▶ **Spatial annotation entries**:
Start

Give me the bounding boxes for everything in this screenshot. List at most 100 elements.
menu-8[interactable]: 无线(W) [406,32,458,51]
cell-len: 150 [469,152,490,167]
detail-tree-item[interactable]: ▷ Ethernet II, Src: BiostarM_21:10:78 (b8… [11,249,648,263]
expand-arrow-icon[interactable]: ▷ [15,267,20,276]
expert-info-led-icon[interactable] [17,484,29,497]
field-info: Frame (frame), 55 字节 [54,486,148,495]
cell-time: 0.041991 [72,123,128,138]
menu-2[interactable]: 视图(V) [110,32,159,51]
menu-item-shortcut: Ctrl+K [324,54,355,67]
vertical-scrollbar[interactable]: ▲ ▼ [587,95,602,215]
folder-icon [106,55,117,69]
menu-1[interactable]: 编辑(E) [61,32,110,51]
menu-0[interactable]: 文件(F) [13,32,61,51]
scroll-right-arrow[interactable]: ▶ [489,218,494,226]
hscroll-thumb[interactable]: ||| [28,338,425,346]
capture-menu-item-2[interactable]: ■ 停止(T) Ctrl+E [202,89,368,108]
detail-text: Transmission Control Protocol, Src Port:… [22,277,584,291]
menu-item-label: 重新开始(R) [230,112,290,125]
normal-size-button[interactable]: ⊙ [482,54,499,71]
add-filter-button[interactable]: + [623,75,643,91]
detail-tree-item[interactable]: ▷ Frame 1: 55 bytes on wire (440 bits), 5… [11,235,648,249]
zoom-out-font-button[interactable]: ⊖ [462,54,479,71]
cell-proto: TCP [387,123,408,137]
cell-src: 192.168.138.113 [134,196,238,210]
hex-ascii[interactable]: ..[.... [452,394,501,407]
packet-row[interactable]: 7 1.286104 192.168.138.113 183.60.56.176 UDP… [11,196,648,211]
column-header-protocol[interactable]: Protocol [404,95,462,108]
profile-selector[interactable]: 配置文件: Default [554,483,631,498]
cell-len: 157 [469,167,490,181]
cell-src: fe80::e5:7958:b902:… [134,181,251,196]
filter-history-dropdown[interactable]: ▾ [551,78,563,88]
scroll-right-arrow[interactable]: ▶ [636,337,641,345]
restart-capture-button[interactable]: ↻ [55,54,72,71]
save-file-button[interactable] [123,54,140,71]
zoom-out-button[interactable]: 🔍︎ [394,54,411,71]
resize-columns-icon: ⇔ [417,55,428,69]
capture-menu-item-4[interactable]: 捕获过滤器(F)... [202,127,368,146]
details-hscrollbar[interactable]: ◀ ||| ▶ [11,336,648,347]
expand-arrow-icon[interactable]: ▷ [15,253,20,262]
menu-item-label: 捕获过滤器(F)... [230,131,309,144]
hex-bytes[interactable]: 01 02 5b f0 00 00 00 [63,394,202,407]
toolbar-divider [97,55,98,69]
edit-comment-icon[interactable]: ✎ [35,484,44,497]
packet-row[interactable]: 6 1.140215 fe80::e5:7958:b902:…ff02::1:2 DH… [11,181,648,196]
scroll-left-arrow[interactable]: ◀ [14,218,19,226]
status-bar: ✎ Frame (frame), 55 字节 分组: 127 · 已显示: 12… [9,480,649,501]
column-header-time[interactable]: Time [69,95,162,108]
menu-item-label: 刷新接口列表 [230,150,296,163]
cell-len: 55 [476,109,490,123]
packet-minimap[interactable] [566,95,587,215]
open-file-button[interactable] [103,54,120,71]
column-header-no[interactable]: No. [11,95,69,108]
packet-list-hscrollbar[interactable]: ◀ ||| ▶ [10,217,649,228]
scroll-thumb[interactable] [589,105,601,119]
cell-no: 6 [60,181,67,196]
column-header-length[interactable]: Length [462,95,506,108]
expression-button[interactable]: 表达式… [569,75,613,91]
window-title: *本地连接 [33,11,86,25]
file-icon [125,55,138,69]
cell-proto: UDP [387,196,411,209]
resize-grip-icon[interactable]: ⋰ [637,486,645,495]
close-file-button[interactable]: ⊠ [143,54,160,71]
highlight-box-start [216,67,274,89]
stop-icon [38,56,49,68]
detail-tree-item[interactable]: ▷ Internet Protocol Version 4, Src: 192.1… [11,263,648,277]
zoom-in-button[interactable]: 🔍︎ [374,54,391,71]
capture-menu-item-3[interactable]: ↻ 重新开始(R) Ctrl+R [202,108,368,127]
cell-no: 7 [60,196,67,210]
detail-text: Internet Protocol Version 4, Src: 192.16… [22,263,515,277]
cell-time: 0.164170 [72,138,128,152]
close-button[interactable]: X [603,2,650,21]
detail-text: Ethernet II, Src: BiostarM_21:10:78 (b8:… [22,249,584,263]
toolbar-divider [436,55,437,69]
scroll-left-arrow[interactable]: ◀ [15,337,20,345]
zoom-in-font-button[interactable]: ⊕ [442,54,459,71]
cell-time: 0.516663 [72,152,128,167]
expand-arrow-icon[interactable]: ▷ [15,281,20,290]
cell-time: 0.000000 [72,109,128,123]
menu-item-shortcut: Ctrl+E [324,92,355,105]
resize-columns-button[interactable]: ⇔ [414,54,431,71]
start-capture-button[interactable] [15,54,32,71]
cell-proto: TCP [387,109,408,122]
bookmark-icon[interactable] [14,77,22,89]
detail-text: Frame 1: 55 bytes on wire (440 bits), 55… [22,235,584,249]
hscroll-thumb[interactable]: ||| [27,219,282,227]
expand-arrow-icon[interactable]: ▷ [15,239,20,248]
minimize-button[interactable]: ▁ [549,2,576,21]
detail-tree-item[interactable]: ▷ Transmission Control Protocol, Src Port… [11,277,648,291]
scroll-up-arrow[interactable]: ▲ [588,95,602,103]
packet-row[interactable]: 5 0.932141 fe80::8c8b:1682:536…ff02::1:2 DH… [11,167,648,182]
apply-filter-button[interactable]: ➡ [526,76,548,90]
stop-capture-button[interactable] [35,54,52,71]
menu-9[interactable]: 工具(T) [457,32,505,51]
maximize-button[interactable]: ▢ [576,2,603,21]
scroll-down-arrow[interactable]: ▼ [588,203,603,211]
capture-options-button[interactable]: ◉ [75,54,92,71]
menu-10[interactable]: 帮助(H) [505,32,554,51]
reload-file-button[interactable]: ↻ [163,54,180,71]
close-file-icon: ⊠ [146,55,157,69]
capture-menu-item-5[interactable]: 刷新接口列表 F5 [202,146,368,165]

End

Report every line of the material that contains the string "font", copying each line in full. Matches are case-sensitive.

▶ **Output of the exercise**:
zoom-out-font-button[interactable]: ⊖ [462,54,479,71]
zoom-in-font-button[interactable]: ⊕ [442,54,459,71]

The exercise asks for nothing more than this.